** Start of DATA IN THIS EXERCISE **

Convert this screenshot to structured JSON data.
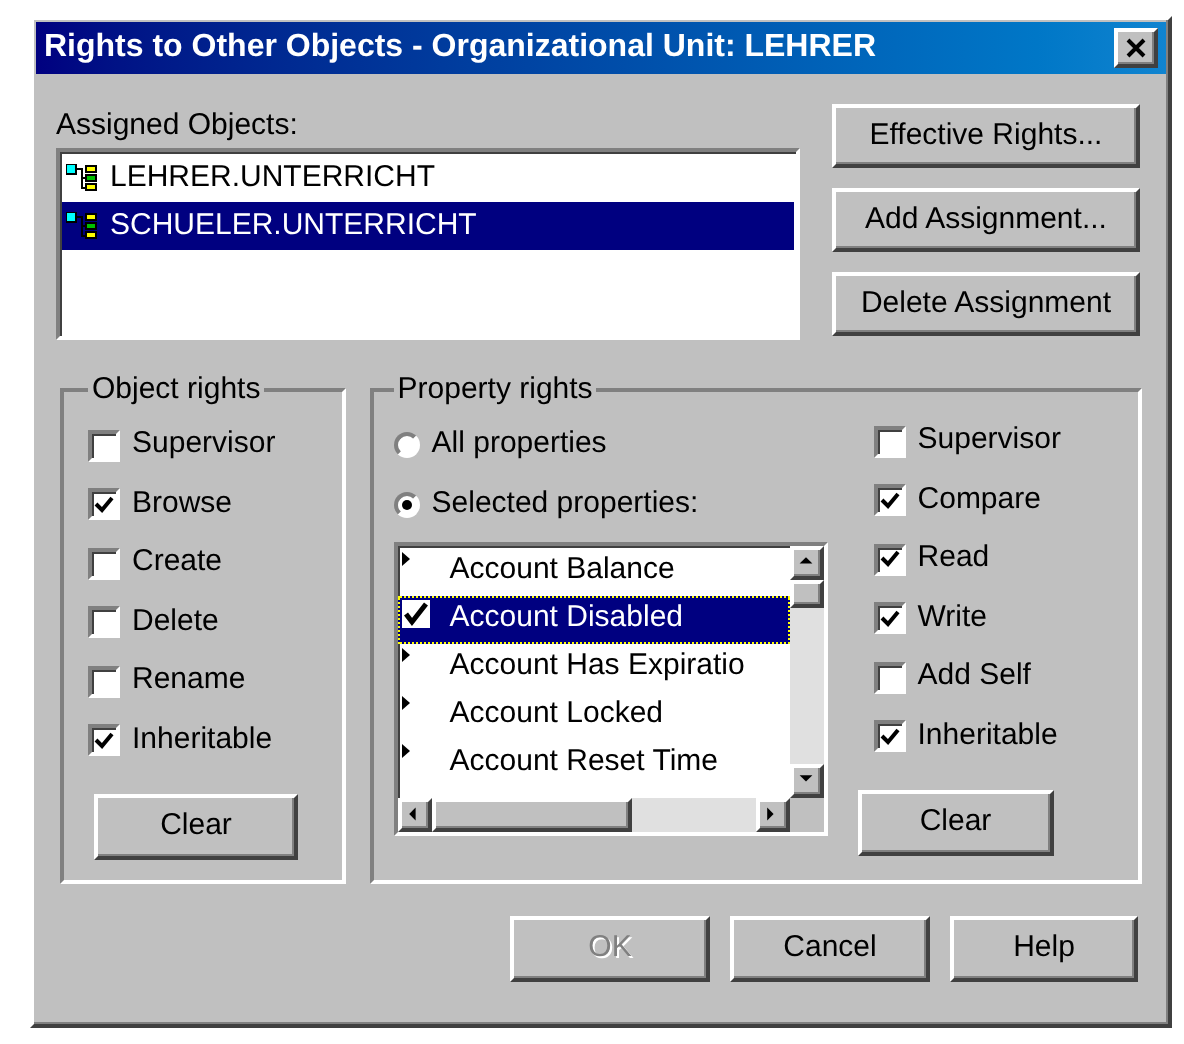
{
  "window": {
    "title": "Rights to Other Objects - Organizational Unit: LEHRER"
  },
  "assigned_objects": {
    "label": "Assigned Objects:",
    "items": [
      {
        "name": "LEHRER.UNTERRICHT",
        "selected": false
      },
      {
        "name": "SCHUELER.UNTERRICHT",
        "selected": true
      }
    ]
  },
  "side_buttons": [
    {
      "label": "Effective Rights...",
      "disabled": false
    },
    {
      "label": "Add Assignment...",
      "disabled": false
    },
    {
      "label": "Delete Assignment",
      "disabled": false
    }
  ],
  "object_rights": {
    "title": "Object rights",
    "options": [
      {
        "label": "Supervisor",
        "checked": false
      },
      {
        "label": "Browse",
        "checked": true
      },
      {
        "label": "Create",
        "checked": false
      },
      {
        "label": "Delete",
        "checked": false
      },
      {
        "label": "Rename",
        "checked": false
      },
      {
        "label": "Inheritable",
        "checked": true
      }
    ],
    "clear": "Clear"
  },
  "property_rights": {
    "title": "Property rights",
    "scope": [
      {
        "label": "All properties",
        "selected": false
      },
      {
        "label": "Selected properties:",
        "selected": true
      }
    ],
    "properties": [
      {
        "name": "Account Balance",
        "checked": false,
        "selected": false
      },
      {
        "name": "Account Disabled",
        "checked": true,
        "selected": true
      },
      {
        "name": "Account Has Expiratio",
        "checked": false,
        "selected": false
      },
      {
        "name": "Account Locked",
        "checked": false,
        "selected": false
      },
      {
        "name": "Account Reset Time",
        "checked": false,
        "selected": false
      }
    ],
    "options": [
      {
        "label": "Supervisor",
        "checked": false
      },
      {
        "label": "Compare",
        "checked": true
      },
      {
        "label": "Read",
        "checked": true
      },
      {
        "label": "Write",
        "checked": true
      },
      {
        "label": "Add Self",
        "checked": false
      },
      {
        "label": "Inheritable",
        "checked": true
      }
    ],
    "clear": "Clear"
  },
  "footer_buttons": [
    {
      "label": "OK",
      "disabled": true
    },
    {
      "label": "Cancel",
      "disabled": false
    },
    {
      "label": "Help",
      "disabled": false
    }
  ]
}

** End of DATA IN THIS EXERCISE **

Reply with the number of lines in the data that include the string "properties" and nothing else.

» SOLVED PROBLEM
3